— start of Provided data —
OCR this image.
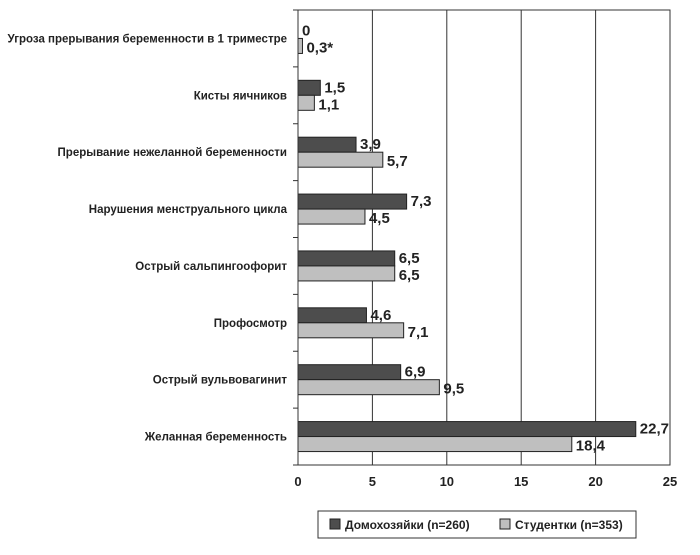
Угроза прерывания беременности в 1 триместре
Кисты яичников
Прерывание нежеланной беременности
Нарушения менструального цикла
Острый сальпингоофорит
Профосмотр
Острый вульвовагинит
Желанная беременность
0	5	10	15	20	25
0
0,3*
1,5
1,1
3,9
5,7
7,3
4,5
6,5
6,5
4,6
7,1
6,9
9,5
22,7
18,4
Домохозяйки (n=260)	Студентки (n=353)
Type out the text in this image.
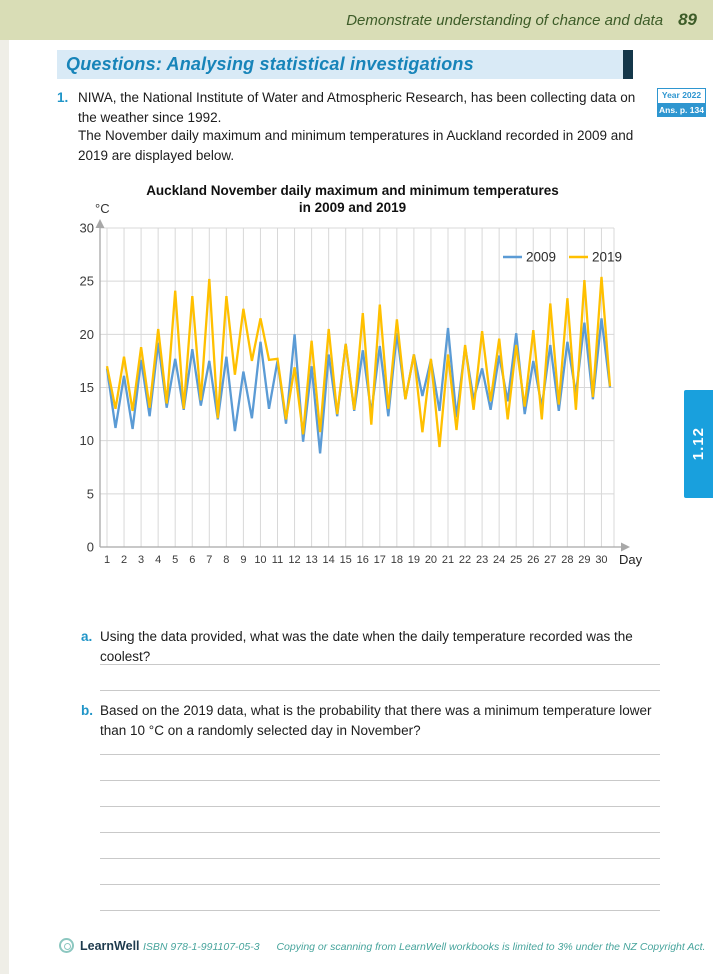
Demonstrate understanding of chance and data 89
Questions: Analysing statistical investigations
1. NIWA, the National Institute of Water and Atmospheric Research, has been collecting data on the weather since 1992.
Year 2022
Ans. p. 134
The November daily maximum and minimum temperatures in Auckland recorded in 2009 and 2019 are displayed below.
Auckland November daily maximum and minimum temperatures
in 2009 and 2019
°C
0
5
10
15
20
25
30
1 2 3 4 5 6 7 8 9 10 11 12 13 14 15 16 17 18 19 20 21 22 23 24 25 26 27 28 29 30 Day
2009	2019
a. Using the data provided, what was the date when the daily temperature recorded was the coolest?
b. Based on the 2019 data, what is the probability that there was a minimum temperature lower than 10 °C on a randomly selected day in November?
1.12
LearnWell ISBN 978-1-991107-05-3 Copying or scanning from LearnWell workbooks is limited to 3% under the NZ Copyright Act.
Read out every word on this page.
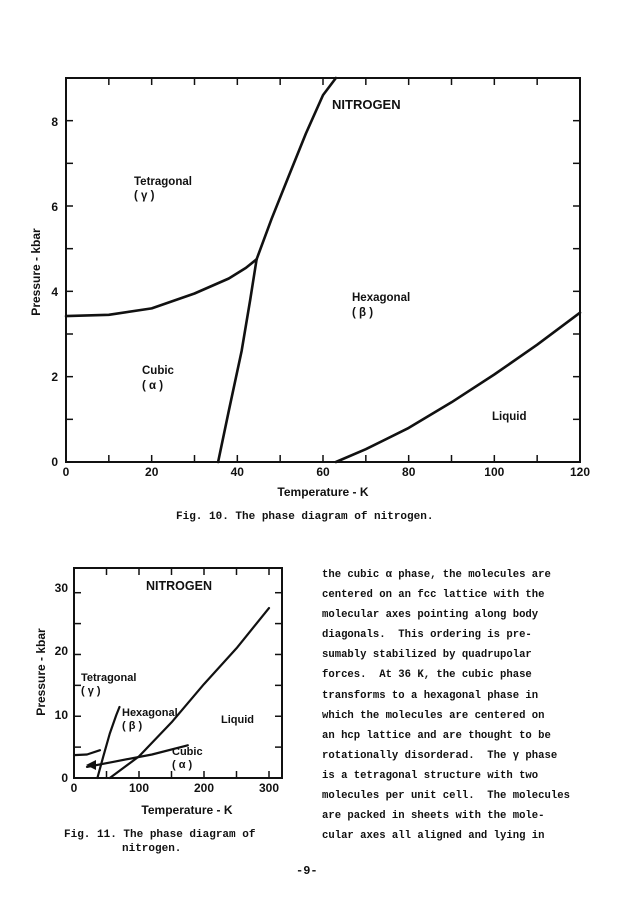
0	20	40	60	80	100	120
0
2
4
6
8
NITROGEN
Tetragonal
( γ )
Hexagonal
( β )
Cubic
( α )
Liquid
Temperature - K
Pressure - kbar
0	100	200	300
0
10
20
30	NITROGEN
Tetragonal
( γ )
Hexagonal
( β )
Cubic
( α )
Liquid
Temperature - K
Pressure - kbar
Fig. 10. The phase diagram of nitrogen.
Fig. 11. The phase diagram of
nitrogen.
the cubic α phase, the molecules are
centered on an fcc lattice with the
molecular axes pointing along body
diagonals.  This ordering is pre-
sumably stabilized by quadrupolar
forces.  At 36 K, the cubic phase
transforms to a hexagonal phase in
which the molecules are centered on
an hcp lattice and are thought to be
rotationally disorderad.  The γ phase
is a tetragonal structure with two
molecules per unit cell.  The molecules
are packed in sheets with the mole-
cular axes all aligned and lying in
-9-
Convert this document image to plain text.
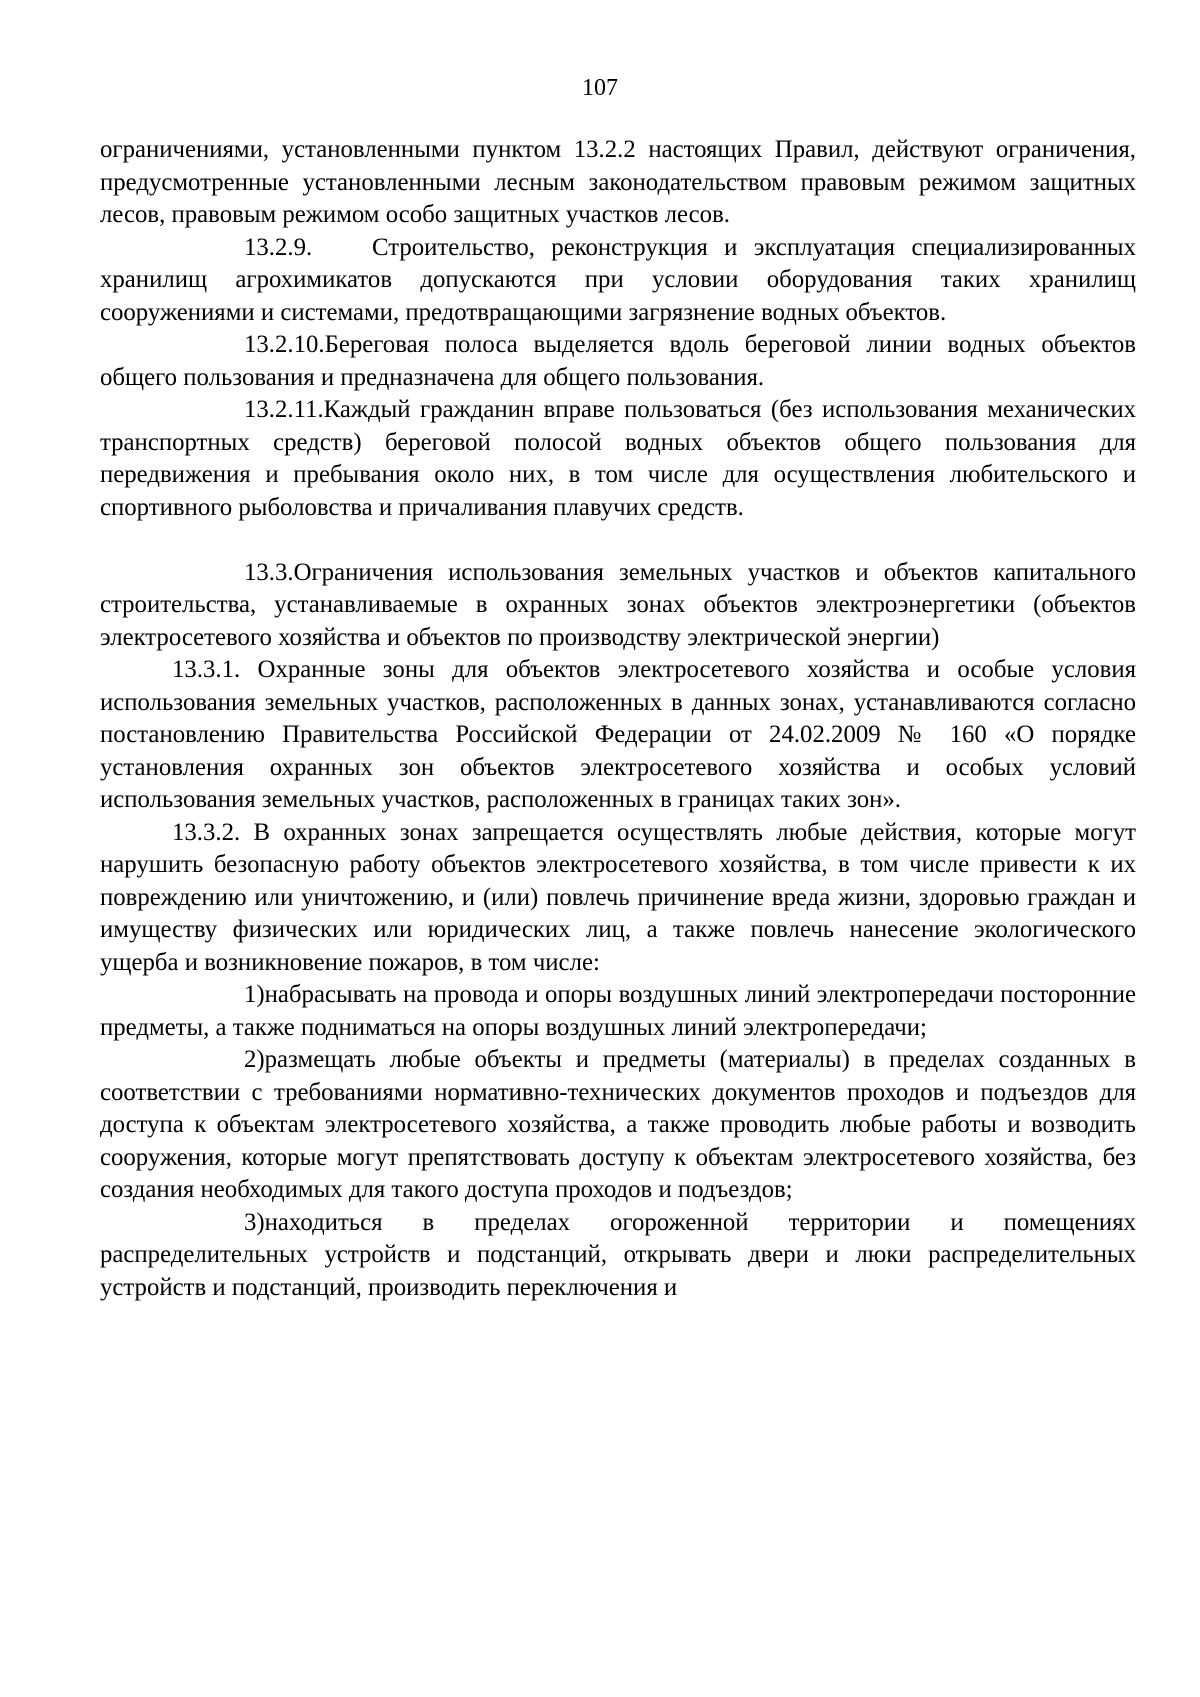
107

ограничениями, установленными пунктом 13.2.2 настоящих Правил, действуют ограничения, предусмотренные установленными лесным законодательством правовым режимом защитных лесов, правовым режимом особо защитных участков лесов.

13.2.9. Строительство, реконструкция и эксплуатация специализированных хранилищ агрохимикатов допускаются при условии оборудования таких хранилищ сооружениями и системами, предотвращающими загрязнение водных объектов.

13.2.10.Береговая полоса выделяется вдоль береговой линии водных объектов общего пользования и предназначена для общего пользования.

13.2.11.Каждый гражданин вправе пользоваться (без использования механических транспортных средств) береговой полосой водных объектов общего пользования для передвижения и пребывания около них, в том числе для осуществления любительского и спортивного рыболовства и причаливания плавучих средств.

13.3.Ограничения использования земельных участков и объектов капитального строительства, устанавливаемые в охранных зонах объектов электроэнергетики (объектов электросетевого хозяйства и объектов по производству электрической энергии)

13.3.1. Охранные зоны для объектов электросетевого хозяйства и особые условия использования земельных участков, расположенных в данных зонах, устанавливаются согласно постановлению Правительства Российской Федерации от 24.02.2009 № 160 «О порядке установления охранных зон объектов электросетевого хозяйства и особых условий использования земельных участков, расположенных в границах таких зон».

13.3.2. В охранных зонах запрещается осуществлять любые действия, которые могут нарушить безопасную работу объектов электросетевого хозяйства, в том числе привести к их повреждению или уничтожению, и (или) повлечь причинение вреда жизни, здоровью граждан и имуществу физических или юридических лиц, а также повлечь нанесение экологического ущерба и возникновение пожаров, в том числе:

1)набрасывать на провода и опоры воздушных линий электропередачи посторонние предметы, а также подниматься на опоры воздушных линий электропередачи;

2)размещать любые объекты и предметы (материалы) в пределах созданных в соответствии с требованиями нормативно-технических документов проходов и подъездов для доступа к объектам электросетевого хозяйства, а также проводить любые работы и возводить сооружения, которые могут препятствовать доступу к объектам электросетевого хозяйства, без создания необходимых для такого доступа проходов и подъездов;

3)находиться в пределах огороженной территории и помещениях распределительных устройств и подстанций, открывать двери и люки распределительных устройств и подстанций, производить переключения и
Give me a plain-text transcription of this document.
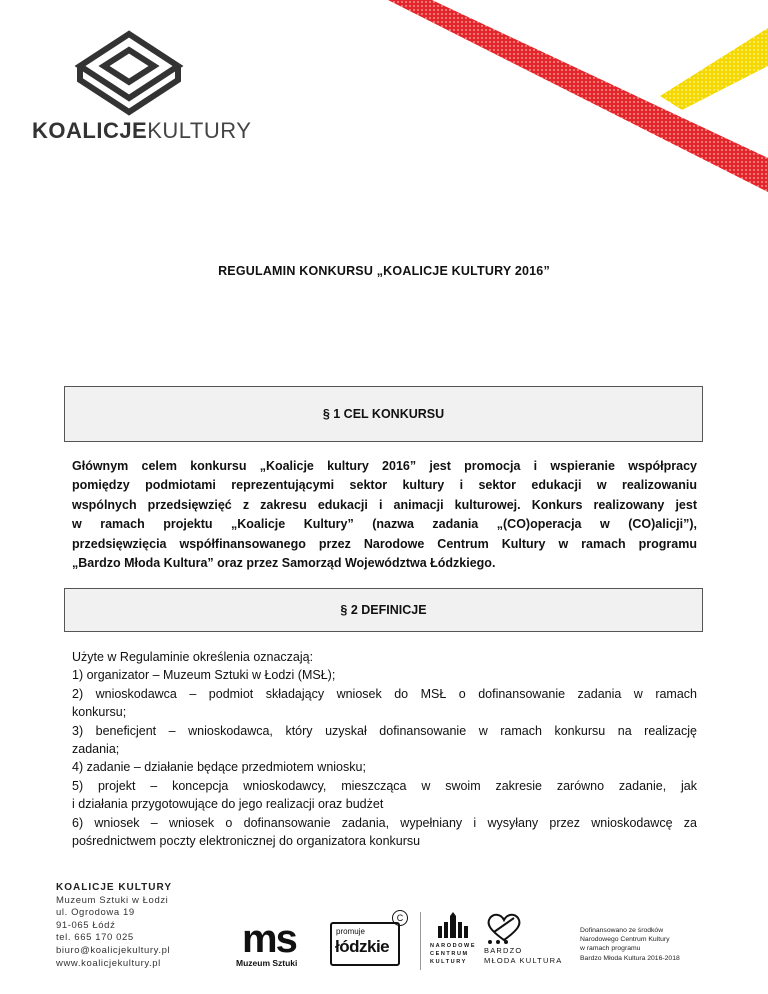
KOALICJEKULTURY
REGULAMIN KONKURSU „KOALICJE KULTURY 2016”
§ 1 CEL KONKURSU
Głównym celem konkursu „Koalicje kultury 2016” jest promocja i wspieranie współpracy
pomiędzy podmiotami reprezentującymi sektor kultury i sektor edukacji w realizowaniu
wspólnych przedsięwzięć z zakresu edukacji i animacji kulturowej. Konkurs realizowany jest
w ramach projektu „Koalicje Kultury” (nazwa zadania „(CO)operacja w (CO)alicji”),
przedsięwzięcia współfinansowanego przez Narodowe Centrum Kultury w ramach programu
„Bardzo Młoda Kultura” oraz przez Samorząd Województwa Łódzkiego.
§ 2 DEFINICJE
Użyte w Regulaminie określenia oznaczają:
1) organizator – Muzeum Sztuki w Łodzi (MSŁ);
2) wnioskodawca – podmiot składający wniosek do MSŁ o dofinansowanie zadania w ramach
konkursu;
3) beneficjent – wnioskodawca, który uzyskał dofinansowanie w ramach konkursu na realizację
zadania;
4) zadanie – działanie będące przedmiotem wniosku;
5) projekt – koncepcja wnioskodawcy, mieszcząca w swoim zakresie zarówno zadanie, jak
i działania przygotowujące do jego realizacji oraz budżet
6) wniosek – wniosek o dofinansowanie zadania, wypełniany i wysyłany przez wnioskodawcę za
pośrednictwem poczty elektronicznej do organizatora konkursu
KOALICJE KULTURY
Muzeum Sztuki w Łodzi
ul. Ogrodowa 19
91-065 Łódź
tel. 665 170 025
biuro@koalicjekultury.pl
www.koalicjekultury.pl
ms
Muzeum Sztuki
promuje
łódzkie
C
NARODOWE
CENTRUM
KULTURY
BARDZO
MŁODA KULTURA
Dofinansowano ze środków
Narodowego Centrum Kultury
w ramach programu
Bardzo Młoda Kultura 2016-2018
— end of Provided data —
Pictures excluded, quote all the data above exactly.

▶ **Exercise answer**:
OCR this image.
Угроза прерывания беременности в 1 триместре
Кисты яичников
Прерывание нежеланной беременности
Нарушения менструального цикла
Острый сальпингоофорит
Профосмотр
Острый вульвовагинит
Желанная беременность
0	5	10	15	20	25
0
0,3*
1,5
1,1
3,9
5,7
7,3
4,5
6,5
6,5
4,6
7,1
6,9
9,5
22,7
18,4
Домохозяйки (n=260)	Студентки (n=353)
Type out the text in this image.
Demonstrate understanding of chance and data 89
Questions: Analysing statistical investigations
1. NIWA, the National Institute of Water and Atmospheric Research, has been collecting data on the weather since 1992.
Year 2022
Ans. p. 134
The November daily maximum and minimum temperatures in Auckland recorded in 2009 and 2019 are displayed below.
Auckland November daily maximum and minimum temperatures
in 2009 and 2019
°C
0
5
10
15
20
25
30
1 2 3 4 5 6 7 8 9 10 11 12 13 14 15 16 17 18 19 20 21 22 23 24 25 26 27 28 29 30 Day
2009	2019
a. Using the data provided, what was the date when the daily temperature recorded was the coolest?
b. Based on the 2019 data, what is the probability that there was a minimum temperature lower than 10 °C on a randomly selected day in November?
1.12
LearnWell ISBN 978-1-991107-05-3 Copying or scanning from LearnWell workbooks is limited to 3% under the NZ Copyright Act.
Read out every word on this page.
0	20	40	60	80	100	120
0
2
4
6
8
NITROGEN
Tetragonal
( γ )
Hexagonal
( β )
Cubic
( α )
Liquid
Temperature - K
Pressure - kbar
0	100	200	300
0
10
20
30	NITROGEN
Tetragonal
( γ )
Hexagonal
( β )
Cubic
( α )
Liquid
Temperature - K
Pressure - kbar
Fig. 10. The phase diagram of nitrogen.
Fig. 11. The phase diagram of
nitrogen.
the cubic α phase, the molecules are
centered on an fcc lattice with the
molecular axes pointing along body
diagonals.  This ordering is pre-
sumably stabilized by quadrupolar
forces.  At 36 K, the cubic phase
transforms to a hexagonal phase in
which the molecules are centered on
an hcp lattice and are thought to be
rotationally disorderad.  The γ phase
is a tetragonal structure with two
molecules per unit cell.  The molecules
are packed in sheets with the mole-
cular axes all aligned and lying in
-9-
Convert this document image to plain text.
107

ограничениями, установленными пунктом 13.2.2 настоящих Правил, действуют ограничения, предусмотренные установленными лесным законодательством правовым режимом защитных лесов, правовым режимом особо защитных участков лесов.

13.2.9. Строительство, реконструкция и эксплуатация специализированных хранилищ агрохимикатов допускаются при условии оборудования таких хранилищ сооружениями и системами, предотвращающими загрязнение водных объектов.

13.2.10.Береговая полоса выделяется вдоль береговой линии водных объектов общего пользования и предназначена для общего пользования.

13.2.11.Каждый гражданин вправе пользоваться (без использования механических транспортных средств) береговой полосой водных объектов общего пользования для передвижения и пребывания около них, в том числе для осуществления любительского и спортивного рыболовства и причаливания плавучих средств.

13.3.Ограничения использования земельных участков и объектов капитального строительства, устанавливаемые в охранных зонах объектов электроэнергетики (объектов электросетевого хозяйства и объектов по производству электрической энергии)

13.3.1. Охранные зоны для объектов электросетевого хозяйства и особые условия использования земельных участков, расположенных в данных зонах, устанавливаются согласно постановлению Правительства Российской Федерации от 24.02.2009 № 160 «О порядке установления охранных зон объектов электросетевого хозяйства и особых условий использования земельных участков, расположенных в границах таких зон».

13.3.2. В охранных зонах запрещается осуществлять любые действия, которые могут нарушить безопасную работу объектов электросетевого хозяйства, в том числе привести к их повреждению или уничтожению, и (или) повлечь причинение вреда жизни, здоровью граждан и имуществу физических или юридических лиц, а также повлечь нанесение экологического ущерба и возникновение пожаров, в том числе:

1)набрасывать на провода и опоры воздушных линий электропередачи посторонние предметы, а также подниматься на опоры воздушных линий электропередачи;

2)размещать любые объекты и предметы (материалы) в пределах созданных в соответствии с требованиями нормативно-технических документов проходов и подъездов для доступа к объектам электросетевого хозяйства, а также проводить любые работы и возводить сооружения, которые могут препятствовать доступу к объектам электросетевого хозяйства, без создания необходимых для такого доступа проходов и подъездов;

3)находиться в пределах огороженной территории и помещениях распределительных устройств и подстанций, открывать двери и люки распределительных устройств и подстанций, производить переключения и
Give me a plain-text transcription of this document.
KOALICJEKULTURY
REGULAMIN KONKURSU „KOALICJE KULTURY 2016”
§ 1 CEL KONKURSU
Głównym celem konkursu „Koalicje kultury 2016” jest promocja i wspieranie współpracy
pomiędzy podmiotami reprezentującymi sektor kultury i sektor edukacji w realizowaniu
wspólnych przedsięwzięć z zakresu edukacji i animacji kulturowej. Konkurs realizowany jest
w ramach projektu „Koalicje Kultury” (nazwa zadania „(CO)operacja w (CO)alicji”),
przedsięwzięcia współfinansowanego przez Narodowe Centrum Kultury w ramach programu
„Bardzo Młoda Kultura” oraz przez Samorząd Województwa Łódzkiego.
§ 2 DEFINICJE
Użyte w Regulaminie określenia oznaczają:
1) organizator – Muzeum Sztuki w Łodzi (MSŁ);
2) wnioskodawca – podmiot składający wniosek do MSŁ o dofinansowanie zadania w ramach
konkursu;
3) beneficjent – wnioskodawca, który uzyskał dofinansowanie w ramach konkursu na realizację
zadania;
4) zadanie – działanie będące przedmiotem wniosku;
5) projekt – koncepcja wnioskodawcy, mieszcząca w swoim zakresie zarówno zadanie, jak
i działania przygotowujące do jego realizacji oraz budżet
6) wniosek – wniosek o dofinansowanie zadania, wypełniany i wysyłany przez wnioskodawcę za
pośrednictwem poczty elektronicznej do organizatora konkursu
KOALICJE KULTURY
Muzeum Sztuki w Łodzi
ul. Ogrodowa 19
91-065 Łódź
tel. 665 170 025
biuro@koalicjekultury.pl
www.koalicjekultury.pl
ms
Muzeum Sztuki
promuje
łódzkie
C
NARODOWE
CENTRUM
KULTURY
BARDZO
MŁODA KULTURA
Dofinansowano ze środków
Narodowego Centrum Kultury
w ramach programu
Bardzo Młoda Kultura 2016-2018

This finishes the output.